• Written problem
Copy out all of the material exactly as presented.

_____

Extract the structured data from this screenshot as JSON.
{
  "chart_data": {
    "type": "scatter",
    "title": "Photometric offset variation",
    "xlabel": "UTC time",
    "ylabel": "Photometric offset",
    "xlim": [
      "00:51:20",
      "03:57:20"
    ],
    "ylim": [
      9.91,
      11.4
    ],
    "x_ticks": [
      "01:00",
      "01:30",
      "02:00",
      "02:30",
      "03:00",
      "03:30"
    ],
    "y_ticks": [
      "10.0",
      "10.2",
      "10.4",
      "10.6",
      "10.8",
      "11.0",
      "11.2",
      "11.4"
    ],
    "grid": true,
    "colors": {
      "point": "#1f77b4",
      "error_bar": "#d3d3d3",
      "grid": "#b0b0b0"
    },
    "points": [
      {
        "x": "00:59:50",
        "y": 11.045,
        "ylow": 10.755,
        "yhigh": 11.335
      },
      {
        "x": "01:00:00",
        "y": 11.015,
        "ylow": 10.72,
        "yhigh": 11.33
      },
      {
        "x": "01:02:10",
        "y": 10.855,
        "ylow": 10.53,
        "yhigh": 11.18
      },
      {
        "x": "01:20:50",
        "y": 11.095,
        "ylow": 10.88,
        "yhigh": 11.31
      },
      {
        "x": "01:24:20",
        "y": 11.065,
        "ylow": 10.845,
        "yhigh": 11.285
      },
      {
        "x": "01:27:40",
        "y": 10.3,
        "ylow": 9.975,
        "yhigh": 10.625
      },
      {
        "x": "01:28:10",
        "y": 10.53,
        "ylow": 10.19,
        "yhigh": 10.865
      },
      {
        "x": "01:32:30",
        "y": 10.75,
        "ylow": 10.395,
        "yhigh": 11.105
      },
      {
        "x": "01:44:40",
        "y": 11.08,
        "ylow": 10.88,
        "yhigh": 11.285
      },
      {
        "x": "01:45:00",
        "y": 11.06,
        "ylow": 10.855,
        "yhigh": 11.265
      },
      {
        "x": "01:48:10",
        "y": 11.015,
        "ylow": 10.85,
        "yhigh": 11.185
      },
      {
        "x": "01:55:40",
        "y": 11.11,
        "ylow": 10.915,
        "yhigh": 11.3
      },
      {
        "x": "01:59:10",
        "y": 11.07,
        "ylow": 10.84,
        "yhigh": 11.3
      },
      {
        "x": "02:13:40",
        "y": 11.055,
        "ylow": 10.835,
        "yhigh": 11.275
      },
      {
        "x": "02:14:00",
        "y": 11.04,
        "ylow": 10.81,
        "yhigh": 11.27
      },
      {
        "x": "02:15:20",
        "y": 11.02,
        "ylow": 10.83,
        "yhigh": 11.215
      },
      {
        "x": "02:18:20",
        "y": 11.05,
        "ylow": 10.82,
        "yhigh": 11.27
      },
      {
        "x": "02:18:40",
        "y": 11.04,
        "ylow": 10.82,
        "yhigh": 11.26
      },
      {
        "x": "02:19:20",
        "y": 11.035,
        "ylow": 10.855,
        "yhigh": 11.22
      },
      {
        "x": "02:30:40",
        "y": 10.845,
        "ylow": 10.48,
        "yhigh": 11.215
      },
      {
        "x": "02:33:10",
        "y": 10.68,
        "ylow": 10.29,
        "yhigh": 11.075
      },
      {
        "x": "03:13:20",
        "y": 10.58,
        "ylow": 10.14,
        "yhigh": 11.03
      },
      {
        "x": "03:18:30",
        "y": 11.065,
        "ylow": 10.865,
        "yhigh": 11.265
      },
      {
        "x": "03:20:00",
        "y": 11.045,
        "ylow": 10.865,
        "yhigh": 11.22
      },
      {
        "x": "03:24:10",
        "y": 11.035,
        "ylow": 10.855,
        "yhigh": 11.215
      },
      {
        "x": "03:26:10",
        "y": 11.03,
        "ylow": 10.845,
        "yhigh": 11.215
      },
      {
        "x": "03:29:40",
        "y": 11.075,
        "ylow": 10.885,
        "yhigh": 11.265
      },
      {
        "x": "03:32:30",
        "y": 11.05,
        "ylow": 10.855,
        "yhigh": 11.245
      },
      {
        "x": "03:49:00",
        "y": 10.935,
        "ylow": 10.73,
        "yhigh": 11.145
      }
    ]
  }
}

_____

• Full response
Extract the structured data from this screenshot as JSON.
{
  "chart_data": {
    "type": "scatter",
    "title": "Photometric offset variation",
    "xlabel": "UTC time",
    "ylabel": "Photometric offset",
    "xlim": [
      "00:51:20",
      "03:57:20"
    ],
    "ylim": [
      9.91,
      11.4
    ],
    "x_ticks": [
      "01:00",
      "01:30",
      "02:00",
      "02:30",
      "03:00",
      "03:30"
    ],
    "y_ticks": [
      "10.0",
      "10.2",
      "10.4",
      "10.6",
      "10.8",
      "11.0",
      "11.2",
      "11.4"
    ],
    "grid": true,
    "colors": {
      "point": "#1f77b4",
      "error_bar": "#d3d3d3",
      "grid": "#b0b0b0"
    },
    "points": [
      {
        "x": "00:59:50",
        "y": 11.045,
        "ylow": 10.755,
        "yhigh": 11.335
      },
      {
        "x": "01:00:00",
        "y": 11.015,
        "ylow": 10.72,
        "yhigh": 11.33
      },
      {
        "x": "01:02:10",
        "y": 10.855,
        "ylow": 10.53,
        "yhigh": 11.18
      },
      {
        "x": "01:20:50",
        "y": 11.095,
        "ylow": 10.88,
        "yhigh": 11.31
      },
      {
        "x": "01:24:20",
        "y": 11.065,
        "ylow": 10.845,
        "yhigh": 11.285
      },
      {
        "x": "01:27:40",
        "y": 10.3,
        "ylow": 9.975,
        "yhigh": 10.625
      },
      {
        "x": "01:28:10",
        "y": 10.53,
        "ylow": 10.19,
        "yhigh": 10.865
      },
      {
        "x": "01:32:30",
        "y": 10.75,
        "ylow": 10.395,
        "yhigh": 11.105
      },
      {
        "x": "01:44:40",
        "y": 11.08,
        "ylow": 10.88,
        "yhigh": 11.285
      },
      {
        "x": "01:45:00",
        "y": 11.06,
        "ylow": 10.855,
        "yhigh": 11.265
      },
      {
        "x": "01:48:10",
        "y": 11.015,
        "ylow": 10.85,
        "yhigh": 11.185
      },
      {
        "x": "01:55:40",
        "y": 11.11,
        "ylow": 10.915,
        "yhigh": 11.3
      },
      {
        "x": "01:59:10",
        "y": 11.07,
        "ylow": 10.84,
        "yhigh": 11.3
      },
      {
        "x": "02:13:40",
        "y": 11.055,
        "ylow": 10.835,
        "yhigh": 11.275
      },
      {
        "x": "02:14:00",
        "y": 11.04,
        "ylow": 10.81,
        "yhigh": 11.27
      },
      {
        "x": "02:15:20",
        "y": 11.02,
        "ylow": 10.83,
        "yhigh": 11.215
      },
      {
        "x": "02:18:20",
        "y": 11.05,
        "ylow": 10.82,
        "yhigh": 11.27
      },
      {
        "x": "02:18:40",
        "y": 11.04,
        "ylow": 10.82,
        "yhigh": 11.26
      },
      {
        "x": "02:19:20",
        "y": 11.035,
        "ylow": 10.855,
        "yhigh": 11.22
      },
      {
        "x": "02:30:40",
        "y": 10.845,
        "ylow": 10.48,
        "yhigh": 11.215
      },
      {
        "x": "02:33:10",
        "y": 10.68,
        "ylow": 10.29,
        "yhigh": 11.075
      },
      {
        "x": "03:13:20",
        "y": 10.58,
        "ylow": 10.14,
        "yhigh": 11.03
      },
      {
        "x": "03:18:30",
        "y": 11.065,
        "ylow": 10.865,
        "yhigh": 11.265
      },
      {
        "x": "03:20:00",
        "y": 11.045,
        "ylow": 10.865,
        "yhigh": 11.22
      },
      {
        "x": "03:24:10",
        "y": 11.035,
        "ylow": 10.855,
        "yhigh": 11.215
      },
      {
        "x": "03:26:10",
        "y": 11.03,
        "ylow": 10.845,
        "yhigh": 11.215
      },
      {
        "x": "03:29:40",
        "y": 11.075,
        "ylow": 10.885,
        "yhigh": 11.265
      },
      {
        "x": "03:32:30",
        "y": 11.05,
        "ylow": 10.855,
        "yhigh": 11.245
      },
      {
        "x": "03:49:00",
        "y": 10.935,
        "ylow": 10.73,
        "yhigh": 11.145
      }
    ]
  }
}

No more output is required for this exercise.